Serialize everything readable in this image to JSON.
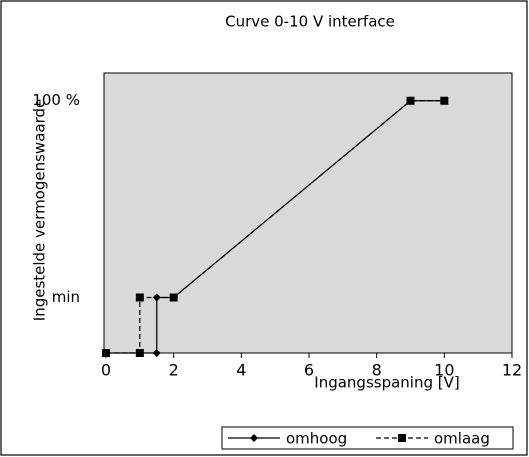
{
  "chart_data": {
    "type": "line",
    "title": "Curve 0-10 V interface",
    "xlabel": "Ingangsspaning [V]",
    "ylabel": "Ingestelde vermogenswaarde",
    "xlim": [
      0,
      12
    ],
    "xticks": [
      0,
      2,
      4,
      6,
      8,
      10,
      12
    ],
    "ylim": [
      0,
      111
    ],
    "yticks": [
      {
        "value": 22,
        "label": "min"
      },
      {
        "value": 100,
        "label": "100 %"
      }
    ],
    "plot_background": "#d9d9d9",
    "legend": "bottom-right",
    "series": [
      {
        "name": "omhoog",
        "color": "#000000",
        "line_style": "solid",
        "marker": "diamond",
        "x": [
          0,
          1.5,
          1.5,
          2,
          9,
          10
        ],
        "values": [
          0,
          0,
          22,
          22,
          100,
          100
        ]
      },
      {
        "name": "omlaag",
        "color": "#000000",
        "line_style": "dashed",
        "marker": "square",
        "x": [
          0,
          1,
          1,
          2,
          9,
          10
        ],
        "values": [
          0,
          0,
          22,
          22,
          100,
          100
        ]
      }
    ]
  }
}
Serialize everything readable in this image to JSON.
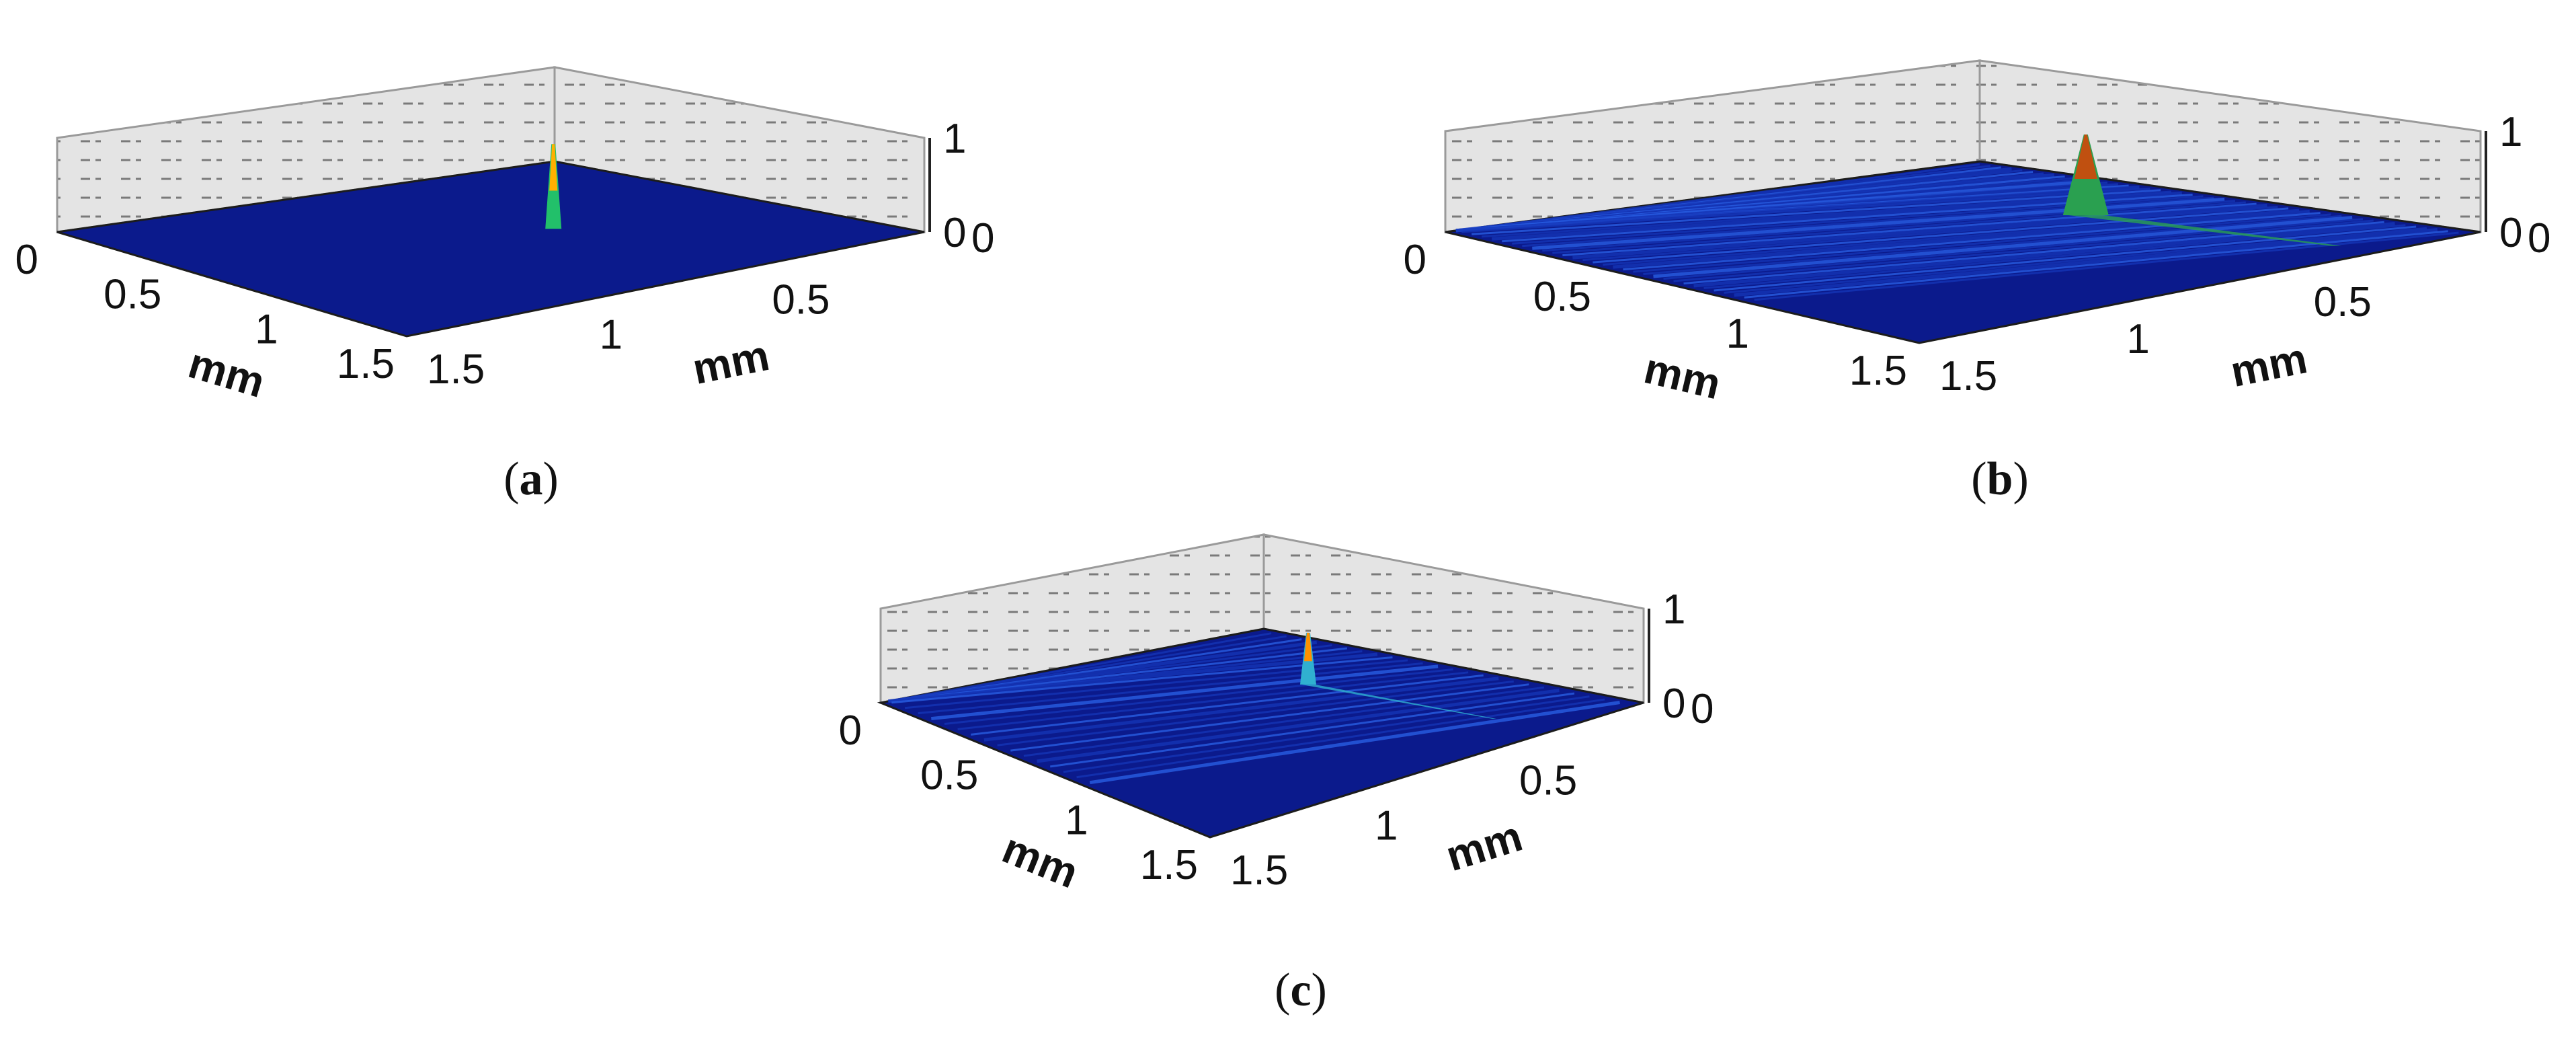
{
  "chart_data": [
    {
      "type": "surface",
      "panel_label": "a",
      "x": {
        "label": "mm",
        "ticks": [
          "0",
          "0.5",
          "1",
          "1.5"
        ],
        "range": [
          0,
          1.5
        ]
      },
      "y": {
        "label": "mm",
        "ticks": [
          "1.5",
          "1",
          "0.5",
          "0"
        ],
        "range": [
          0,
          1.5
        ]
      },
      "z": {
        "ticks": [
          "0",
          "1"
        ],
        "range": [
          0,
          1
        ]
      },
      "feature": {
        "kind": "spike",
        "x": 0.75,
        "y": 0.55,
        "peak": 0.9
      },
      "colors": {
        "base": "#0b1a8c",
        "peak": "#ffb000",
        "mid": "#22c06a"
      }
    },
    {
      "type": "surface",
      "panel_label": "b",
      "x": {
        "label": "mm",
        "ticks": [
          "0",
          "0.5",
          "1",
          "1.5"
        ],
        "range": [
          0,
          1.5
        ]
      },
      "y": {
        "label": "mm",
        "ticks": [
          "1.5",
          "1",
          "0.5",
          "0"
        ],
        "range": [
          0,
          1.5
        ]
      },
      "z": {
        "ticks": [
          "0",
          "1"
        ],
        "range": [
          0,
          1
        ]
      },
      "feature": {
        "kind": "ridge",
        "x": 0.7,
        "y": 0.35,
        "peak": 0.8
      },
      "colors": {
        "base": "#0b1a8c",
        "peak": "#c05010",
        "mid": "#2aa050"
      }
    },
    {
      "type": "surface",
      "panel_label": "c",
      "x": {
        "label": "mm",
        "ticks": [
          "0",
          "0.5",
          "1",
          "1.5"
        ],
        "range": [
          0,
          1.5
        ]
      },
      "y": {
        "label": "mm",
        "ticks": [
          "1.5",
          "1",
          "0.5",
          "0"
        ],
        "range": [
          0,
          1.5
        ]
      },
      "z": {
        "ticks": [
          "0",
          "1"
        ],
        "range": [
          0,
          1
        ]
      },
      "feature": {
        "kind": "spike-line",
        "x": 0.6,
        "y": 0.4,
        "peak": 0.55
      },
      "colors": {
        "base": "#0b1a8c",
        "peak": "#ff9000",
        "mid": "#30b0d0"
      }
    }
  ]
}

============

## GOAL OF THE EXERCISE
Collect each line holding the string "kind".

## WRITTEN ANSWER
        "kind": "spike",
        "kind": "ridge",
        "kind": "spike-line",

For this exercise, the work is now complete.